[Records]
/---

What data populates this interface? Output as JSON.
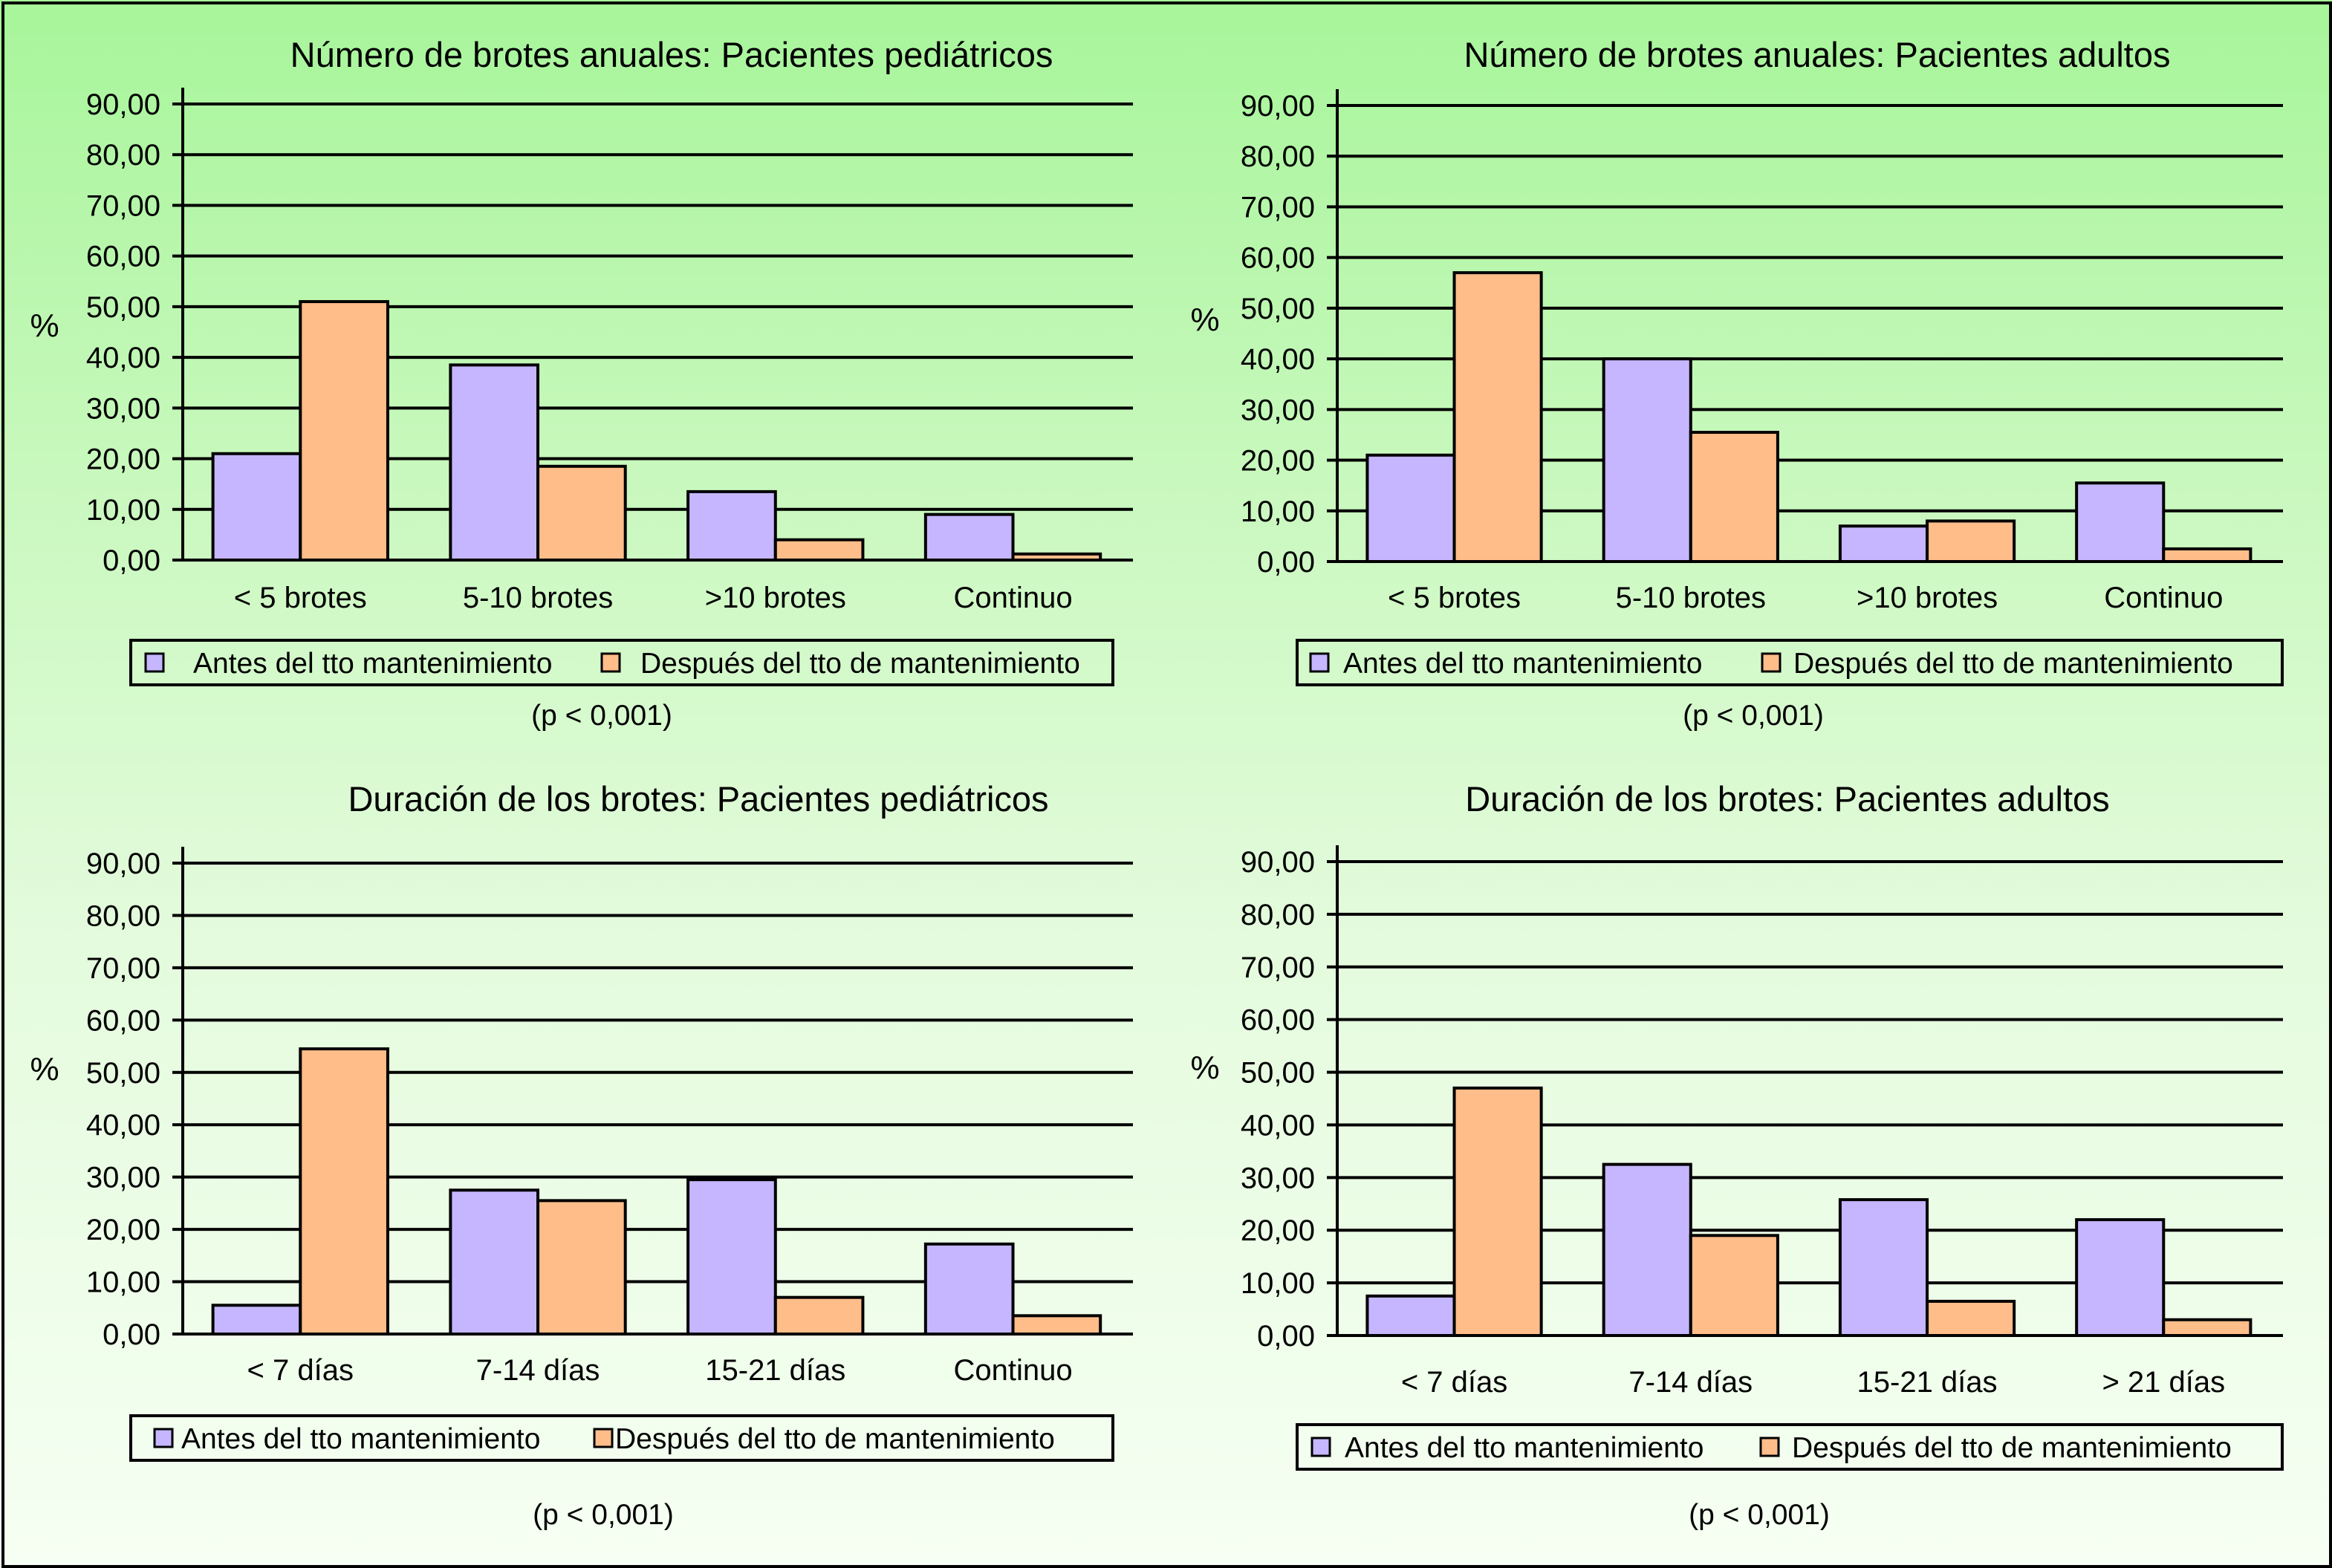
{
  "colors": {
    "before": "#c5b6ff",
    "after": "#ffbd8a"
  },
  "chart_data": [
    {
      "type": "bar",
      "title": "Número de brotes anuales: Pacientes pediátricos",
      "ylabel": "%",
      "ylim": [
        0,
        90
      ],
      "yticks": [
        "0,00",
        "10,00",
        "20,00",
        "30,00",
        "40,00",
        "50,00",
        "60,00",
        "70,00",
        "80,00",
        "90,00"
      ],
      "categories": [
        "< 5 brotes",
        "5-10 brotes",
        ">10 brotes",
        "Continuo"
      ],
      "series": [
        {
          "name": "Antes del tto mantenimiento",
          "values": [
            21,
            38.5,
            13.5,
            9
          ]
        },
        {
          "name": "Después del tto de mantenimiento",
          "values": [
            51,
            18.5,
            4,
            1.2
          ]
        }
      ],
      "note": "(p < 0,001)",
      "grid": true,
      "legend": "bottom"
    },
    {
      "type": "bar",
      "title": "Número de brotes anuales: Pacientes adultos",
      "ylabel": "%",
      "ylim": [
        0,
        90
      ],
      "yticks": [
        "0,00",
        "10,00",
        "20,00",
        "30,00",
        "40,00",
        "50,00",
        "60,00",
        "70,00",
        "80,00",
        "90,00"
      ],
      "categories": [
        "< 5 brotes",
        "5-10 brotes",
        ">10 brotes",
        "Continuo"
      ],
      "series": [
        {
          "name": "Antes del tto mantenimiento",
          "values": [
            21,
            40,
            7,
            15.5
          ]
        },
        {
          "name": "Después del tto de mantenimiento",
          "values": [
            57,
            25.5,
            8,
            2.5
          ]
        }
      ],
      "note": "(p < 0,001)",
      "grid": true,
      "legend": "bottom"
    },
    {
      "type": "bar",
      "title": "Duración de los brotes: Pacientes pediátricos",
      "ylabel": "%",
      "ylim": [
        0,
        90
      ],
      "yticks": [
        "0,00",
        "10,00",
        "20,00",
        "30,00",
        "40,00",
        "50,00",
        "60,00",
        "70,00",
        "80,00",
        "90,00"
      ],
      "categories": [
        "< 7 días",
        "7-14 días",
        "15-21 días",
        "Continuo"
      ],
      "series": [
        {
          "name": "Antes del tto mantenimiento",
          "values": [
            5.5,
            27.5,
            29.5,
            17.2
          ]
        },
        {
          "name": "Después del tto de mantenimiento",
          "values": [
            54.5,
            25.5,
            7,
            3.5
          ]
        }
      ],
      "note": "(p < 0,001)",
      "grid": true,
      "legend": "bottom"
    },
    {
      "type": "bar",
      "title": "Duración de los brotes: Pacientes adultos",
      "ylabel": "%",
      "ylim": [
        0,
        90
      ],
      "yticks": [
        "0,00",
        "10,00",
        "20,00",
        "30,00",
        "40,00",
        "50,00",
        "60,00",
        "70,00",
        "80,00",
        "90,00"
      ],
      "categories": [
        "< 7 días",
        "7-14 días",
        "15-21 días",
        "> 21 días"
      ],
      "series": [
        {
          "name": "Antes del tto mantenimiento",
          "values": [
            7.5,
            32.5,
            25.8,
            22
          ]
        },
        {
          "name": "Después del tto de mantenimiento",
          "values": [
            47,
            19,
            6.5,
            3
          ]
        }
      ],
      "note": "(p < 0,001)",
      "grid": true,
      "legend": "bottom"
    }
  ]
}
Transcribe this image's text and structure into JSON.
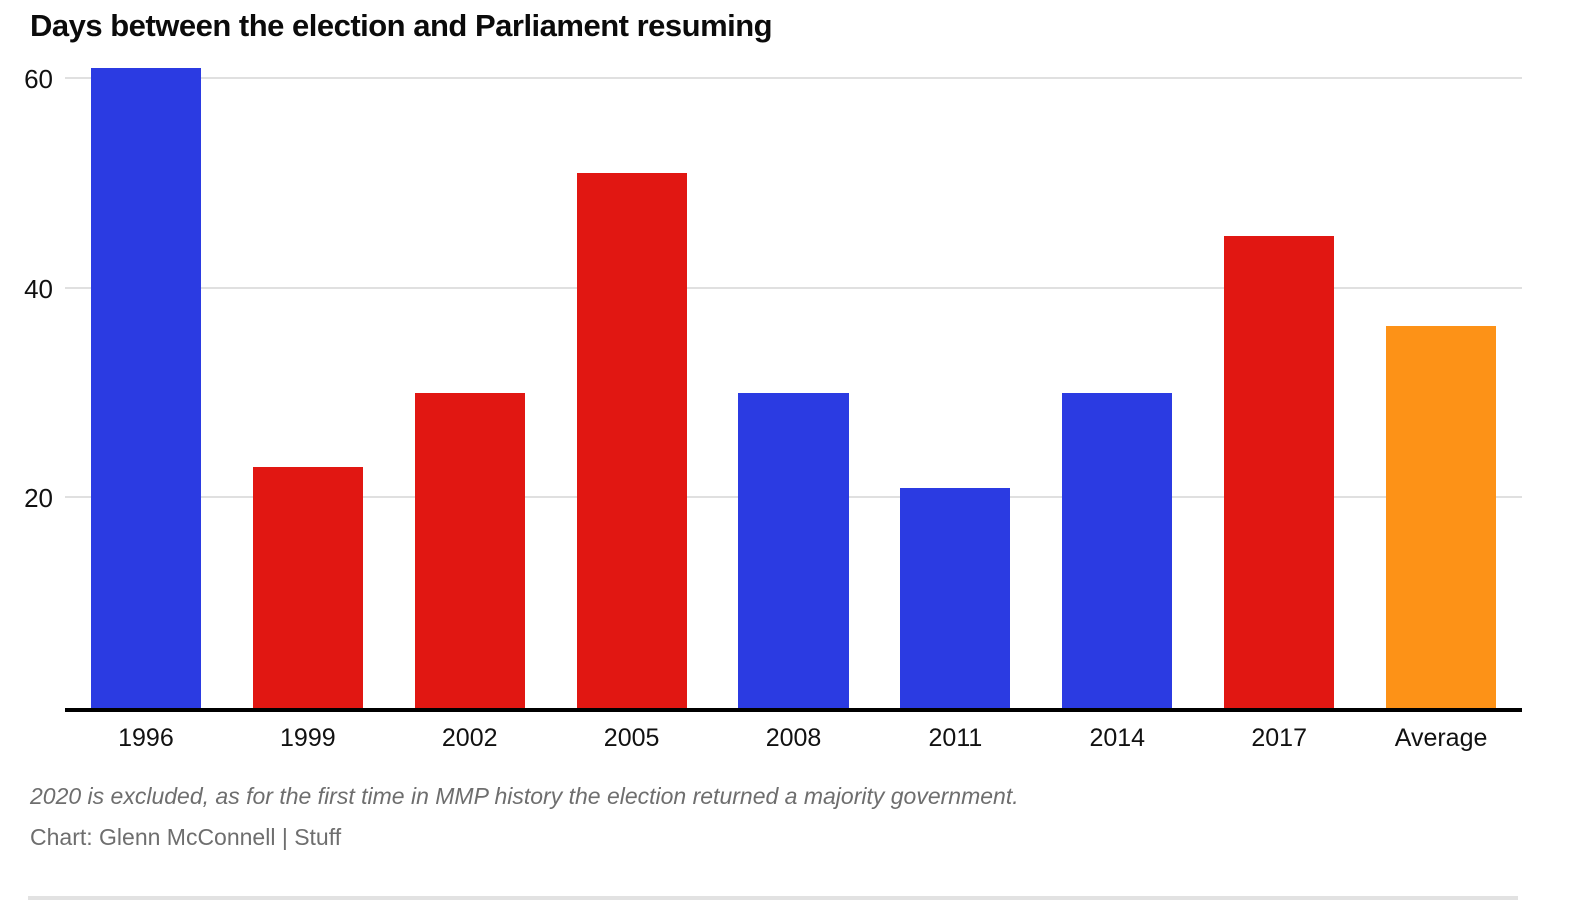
{
  "header": {
    "title": "Days between the election and Parliament resuming"
  },
  "chart_data": {
    "type": "bar",
    "categories": [
      "1996",
      "1999",
      "2002",
      "2005",
      "2008",
      "2011",
      "2014",
      "2017",
      "Average"
    ],
    "values": [
      61,
      23,
      30,
      51,
      30,
      21,
      30,
      45,
      36.4
    ],
    "bar_colors": [
      "#2b3be2",
      "#e11712",
      "#e11712",
      "#e11712",
      "#2b3be2",
      "#2b3be2",
      "#2b3be2",
      "#e11712",
      "#fd9217"
    ],
    "title": "Days between the election and Parliament resuming",
    "xlabel": "",
    "ylabel": "",
    "ylim": [
      0,
      62
    ],
    "yticks": [
      20,
      40,
      60
    ],
    "grid": true,
    "legend": false,
    "colors": {
      "election_blue": "#2b3be2",
      "election_red": "#e11712",
      "average_orange": "#fd9217",
      "gridline": "#e0e0e0",
      "axis": "#000000",
      "label_text": "#111111",
      "muted_text": "#6e6e6e"
    }
  },
  "notes": {
    "footnote": "2020 is excluded, as for the first time in MMP history the election returned a majority government.",
    "credit": "Chart: Glenn McConnell | Stuff"
  }
}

\---

* Given instruction: Repeat all the data as it stands, dropping any images it holds.

* Final answer:
What data populates this interface? Output as JSON.
{
  "colors": {
    "before": "#c5b6ff",
    "after": "#ffbd8a"
  },
  "chart_data": [
    {
      "type": "bar",
      "title": "Número de brotes anuales: Pacientes pediátricos",
      "ylabel": "%",
      "ylim": [
        0,
        90
      ],
      "yticks": [
        "0,00",
        "10,00",
        "20,00",
        "30,00",
        "40,00",
        "50,00",
        "60,00",
        "70,00",
        "80,00",
        "90,00"
      ],
      "categories": [
        "< 5 brotes",
        "5-10 brotes",
        ">10 brotes",
        "Continuo"
      ],
      "series": [
        {
          "name": "Antes del tto mantenimiento",
          "values": [
            21,
            38.5,
            13.5,
            9
          ]
        },
        {
          "name": "Después del tto de mantenimiento",
          "values": [
            51,
            18.5,
            4,
            1.2
          ]
        }
      ],
      "note": "(p < 0,001)",
      "grid": true,
      "legend": "bottom"
    },
    {
      "type": "bar",
      "title": "Número de brotes anuales: Pacientes adultos",
      "ylabel": "%",
      "ylim": [
        0,
        90
      ],
      "yticks": [
        "0,00",
        "10,00",
        "20,00",
        "30,00",
        "40,00",
        "50,00",
        "60,00",
        "70,00",
        "80,00",
        "90,00"
      ],
      "categories": [
        "< 5 brotes",
        "5-10 brotes",
        ">10 brotes",
        "Continuo"
      ],
      "series": [
        {
          "name": "Antes del tto mantenimiento",
          "values": [
            21,
            40,
            7,
            15.5
          ]
        },
        {
          "name": "Después del tto de mantenimiento",
          "values": [
            57,
            25.5,
            8,
            2.5
          ]
        }
      ],
      "note": "(p < 0,001)",
      "grid": true,
      "legend": "bottom"
    },
    {
      "type": "bar",
      "title": "Duración de los brotes: Pacientes pediátricos",
      "ylabel": "%",
      "ylim": [
        0,
        90
      ],
      "yticks": [
        "0,00",
        "10,00",
        "20,00",
        "30,00",
        "40,00",
        "50,00",
        "60,00",
        "70,00",
        "80,00",
        "90,00"
      ],
      "categories": [
        "< 7 días",
        "7-14 días",
        "15-21 días",
        "Continuo"
      ],
      "series": [
        {
          "name": "Antes del tto mantenimiento",
          "values": [
            5.5,
            27.5,
            29.5,
            17.2
          ]
        },
        {
          "name": "Después del tto de mantenimiento",
          "values": [
            54.5,
            25.5,
            7,
            3.5
          ]
        }
      ],
      "note": "(p < 0,001)",
      "grid": true,
      "legend": "bottom"
    },
    {
      "type": "bar",
      "title": "Duración de los brotes: Pacientes adultos",
      "ylabel": "%",
      "ylim": [
        0,
        90
      ],
      "yticks": [
        "0,00",
        "10,00",
        "20,00",
        "30,00",
        "40,00",
        "50,00",
        "60,00",
        "70,00",
        "80,00",
        "90,00"
      ],
      "categories": [
        "< 7 días",
        "7-14 días",
        "15-21 días",
        "> 21 días"
      ],
      "series": [
        {
          "name": "Antes del tto mantenimiento",
          "values": [
            7.5,
            32.5,
            25.8,
            22
          ]
        },
        {
          "name": "Después del tto de mantenimiento",
          "values": [
            47,
            19,
            6.5,
            3
          ]
        }
      ],
      "note": "(p < 0,001)",
      "grid": true,
      "legend": "bottom"
    }
  ]
}
Transcribe this image's text and structure into JSON.
{
  "header": {
    "title": "Days between the election and Parliament resuming"
  },
  "chart_data": {
    "type": "bar",
    "categories": [
      "1996",
      "1999",
      "2002",
      "2005",
      "2008",
      "2011",
      "2014",
      "2017",
      "Average"
    ],
    "values": [
      61,
      23,
      30,
      51,
      30,
      21,
      30,
      45,
      36.4
    ],
    "bar_colors": [
      "#2b3be2",
      "#e11712",
      "#e11712",
      "#e11712",
      "#2b3be2",
      "#2b3be2",
      "#2b3be2",
      "#e11712",
      "#fd9217"
    ],
    "title": "Days between the election and Parliament resuming",
    "xlabel": "",
    "ylabel": "",
    "ylim": [
      0,
      62
    ],
    "yticks": [
      20,
      40,
      60
    ],
    "grid": true,
    "legend": false,
    "colors": {
      "election_blue": "#2b3be2",
      "election_red": "#e11712",
      "average_orange": "#fd9217",
      "gridline": "#e0e0e0",
      "axis": "#000000",
      "label_text": "#111111",
      "muted_text": "#6e6e6e"
    }
  },
  "notes": {
    "footnote": "2020 is excluded, as for the first time in MMP history the election returned a majority government.",
    "credit": "Chart: Glenn McConnell | Stuff"
  }
}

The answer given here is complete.